Dataset records:
# # # # # # #

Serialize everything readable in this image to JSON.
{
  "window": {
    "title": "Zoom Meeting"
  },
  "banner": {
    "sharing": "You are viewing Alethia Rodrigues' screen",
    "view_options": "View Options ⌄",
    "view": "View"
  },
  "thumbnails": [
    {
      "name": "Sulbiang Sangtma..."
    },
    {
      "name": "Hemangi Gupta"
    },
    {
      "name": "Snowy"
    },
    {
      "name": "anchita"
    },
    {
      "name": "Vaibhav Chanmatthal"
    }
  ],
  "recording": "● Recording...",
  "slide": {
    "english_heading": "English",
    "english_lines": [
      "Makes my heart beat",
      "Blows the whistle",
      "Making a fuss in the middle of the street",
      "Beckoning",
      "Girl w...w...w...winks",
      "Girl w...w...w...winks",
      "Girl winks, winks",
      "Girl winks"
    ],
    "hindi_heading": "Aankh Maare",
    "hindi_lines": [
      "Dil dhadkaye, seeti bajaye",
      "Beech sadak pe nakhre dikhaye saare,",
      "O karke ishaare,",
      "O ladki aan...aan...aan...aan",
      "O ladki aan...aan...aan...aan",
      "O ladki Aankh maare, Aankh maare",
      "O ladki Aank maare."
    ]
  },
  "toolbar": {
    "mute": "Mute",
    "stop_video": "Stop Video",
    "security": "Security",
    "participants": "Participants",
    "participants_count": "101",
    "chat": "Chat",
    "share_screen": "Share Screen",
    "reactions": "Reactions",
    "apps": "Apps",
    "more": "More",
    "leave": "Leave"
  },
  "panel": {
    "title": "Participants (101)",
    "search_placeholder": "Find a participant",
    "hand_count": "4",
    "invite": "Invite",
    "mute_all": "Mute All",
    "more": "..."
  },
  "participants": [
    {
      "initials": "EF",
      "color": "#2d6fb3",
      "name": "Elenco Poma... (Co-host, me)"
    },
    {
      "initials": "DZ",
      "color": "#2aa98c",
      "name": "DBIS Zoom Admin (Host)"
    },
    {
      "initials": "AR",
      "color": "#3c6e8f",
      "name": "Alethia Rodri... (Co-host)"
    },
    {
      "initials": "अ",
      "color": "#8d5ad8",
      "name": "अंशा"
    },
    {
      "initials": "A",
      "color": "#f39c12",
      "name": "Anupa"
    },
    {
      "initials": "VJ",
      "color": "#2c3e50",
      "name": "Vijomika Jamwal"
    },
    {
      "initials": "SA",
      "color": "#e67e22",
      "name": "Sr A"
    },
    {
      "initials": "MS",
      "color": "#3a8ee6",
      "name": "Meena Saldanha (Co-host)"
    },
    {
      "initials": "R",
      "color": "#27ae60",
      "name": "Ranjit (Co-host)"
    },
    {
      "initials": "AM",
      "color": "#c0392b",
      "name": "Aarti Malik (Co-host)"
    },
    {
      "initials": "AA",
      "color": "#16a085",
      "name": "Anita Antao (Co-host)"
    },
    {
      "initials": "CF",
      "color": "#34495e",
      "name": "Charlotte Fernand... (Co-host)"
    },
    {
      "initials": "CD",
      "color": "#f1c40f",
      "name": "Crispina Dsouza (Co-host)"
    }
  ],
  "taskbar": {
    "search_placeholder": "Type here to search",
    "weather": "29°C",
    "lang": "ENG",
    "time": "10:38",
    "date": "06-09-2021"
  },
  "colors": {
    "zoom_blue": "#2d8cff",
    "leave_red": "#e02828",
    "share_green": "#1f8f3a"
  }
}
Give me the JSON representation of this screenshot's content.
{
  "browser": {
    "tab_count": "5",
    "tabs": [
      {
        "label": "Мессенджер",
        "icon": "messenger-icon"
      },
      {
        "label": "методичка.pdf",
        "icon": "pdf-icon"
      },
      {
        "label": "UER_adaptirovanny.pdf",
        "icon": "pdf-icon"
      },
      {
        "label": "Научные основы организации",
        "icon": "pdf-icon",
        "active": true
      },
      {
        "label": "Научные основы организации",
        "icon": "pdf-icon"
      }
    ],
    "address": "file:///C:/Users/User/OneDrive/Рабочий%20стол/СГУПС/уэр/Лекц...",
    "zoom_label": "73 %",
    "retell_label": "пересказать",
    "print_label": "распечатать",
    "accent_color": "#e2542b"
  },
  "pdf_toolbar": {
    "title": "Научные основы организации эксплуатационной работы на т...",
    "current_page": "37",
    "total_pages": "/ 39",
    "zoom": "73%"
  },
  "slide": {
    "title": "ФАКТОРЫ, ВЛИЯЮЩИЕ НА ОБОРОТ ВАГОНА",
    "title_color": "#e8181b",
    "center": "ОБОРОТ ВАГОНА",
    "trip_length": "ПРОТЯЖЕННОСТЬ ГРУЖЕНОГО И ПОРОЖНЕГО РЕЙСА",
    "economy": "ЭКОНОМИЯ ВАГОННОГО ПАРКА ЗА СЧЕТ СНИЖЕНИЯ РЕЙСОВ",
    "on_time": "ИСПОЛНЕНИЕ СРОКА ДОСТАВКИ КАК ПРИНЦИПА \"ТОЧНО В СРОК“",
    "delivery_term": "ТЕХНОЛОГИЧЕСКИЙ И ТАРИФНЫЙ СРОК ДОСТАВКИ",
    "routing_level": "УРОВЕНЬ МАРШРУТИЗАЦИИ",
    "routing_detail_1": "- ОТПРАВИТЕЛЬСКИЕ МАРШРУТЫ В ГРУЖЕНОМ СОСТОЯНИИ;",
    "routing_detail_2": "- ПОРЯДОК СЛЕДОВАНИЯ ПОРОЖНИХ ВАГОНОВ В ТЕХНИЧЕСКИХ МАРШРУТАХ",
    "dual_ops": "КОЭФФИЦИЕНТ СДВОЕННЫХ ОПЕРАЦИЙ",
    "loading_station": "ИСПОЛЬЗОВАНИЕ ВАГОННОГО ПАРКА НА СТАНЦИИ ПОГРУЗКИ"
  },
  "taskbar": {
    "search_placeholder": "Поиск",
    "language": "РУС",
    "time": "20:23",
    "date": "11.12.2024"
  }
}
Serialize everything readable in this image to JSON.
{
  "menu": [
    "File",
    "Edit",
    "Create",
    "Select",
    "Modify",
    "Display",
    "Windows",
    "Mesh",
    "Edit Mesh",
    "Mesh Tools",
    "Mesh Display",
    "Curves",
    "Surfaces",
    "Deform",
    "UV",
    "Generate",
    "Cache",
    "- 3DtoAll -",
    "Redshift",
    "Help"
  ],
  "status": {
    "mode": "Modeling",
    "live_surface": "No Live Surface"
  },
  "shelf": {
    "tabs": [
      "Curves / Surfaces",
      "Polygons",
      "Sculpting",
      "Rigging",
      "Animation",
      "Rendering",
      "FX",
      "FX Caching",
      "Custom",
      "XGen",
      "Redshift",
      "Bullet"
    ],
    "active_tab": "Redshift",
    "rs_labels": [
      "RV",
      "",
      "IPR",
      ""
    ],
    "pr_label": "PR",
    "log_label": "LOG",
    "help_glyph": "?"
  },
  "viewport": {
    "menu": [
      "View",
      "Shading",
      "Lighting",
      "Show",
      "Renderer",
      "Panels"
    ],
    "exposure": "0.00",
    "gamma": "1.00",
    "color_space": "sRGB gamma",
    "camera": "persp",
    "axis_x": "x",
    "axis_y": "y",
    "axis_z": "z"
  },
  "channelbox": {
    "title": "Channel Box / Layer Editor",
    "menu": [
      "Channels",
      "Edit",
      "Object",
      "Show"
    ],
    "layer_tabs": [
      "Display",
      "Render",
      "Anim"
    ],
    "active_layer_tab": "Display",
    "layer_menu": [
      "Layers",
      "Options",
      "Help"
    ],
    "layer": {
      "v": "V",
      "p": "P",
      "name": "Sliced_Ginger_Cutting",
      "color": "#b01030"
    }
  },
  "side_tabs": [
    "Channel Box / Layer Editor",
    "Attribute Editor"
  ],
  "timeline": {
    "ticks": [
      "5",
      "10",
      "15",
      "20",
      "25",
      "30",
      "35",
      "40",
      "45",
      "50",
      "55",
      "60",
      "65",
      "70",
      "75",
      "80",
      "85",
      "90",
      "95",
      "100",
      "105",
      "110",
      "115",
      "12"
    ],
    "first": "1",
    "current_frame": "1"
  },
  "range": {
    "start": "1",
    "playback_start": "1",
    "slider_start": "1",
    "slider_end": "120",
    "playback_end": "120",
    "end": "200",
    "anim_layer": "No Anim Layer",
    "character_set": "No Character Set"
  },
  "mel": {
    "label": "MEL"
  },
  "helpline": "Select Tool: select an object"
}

# # # # # # #

## Short exercise
In the listing above, find each line with the word "Mesh" and copy it.

## Written response
    "Mesh",
    "Edit Mesh",
    "Mesh Tools",
    "Mesh Display",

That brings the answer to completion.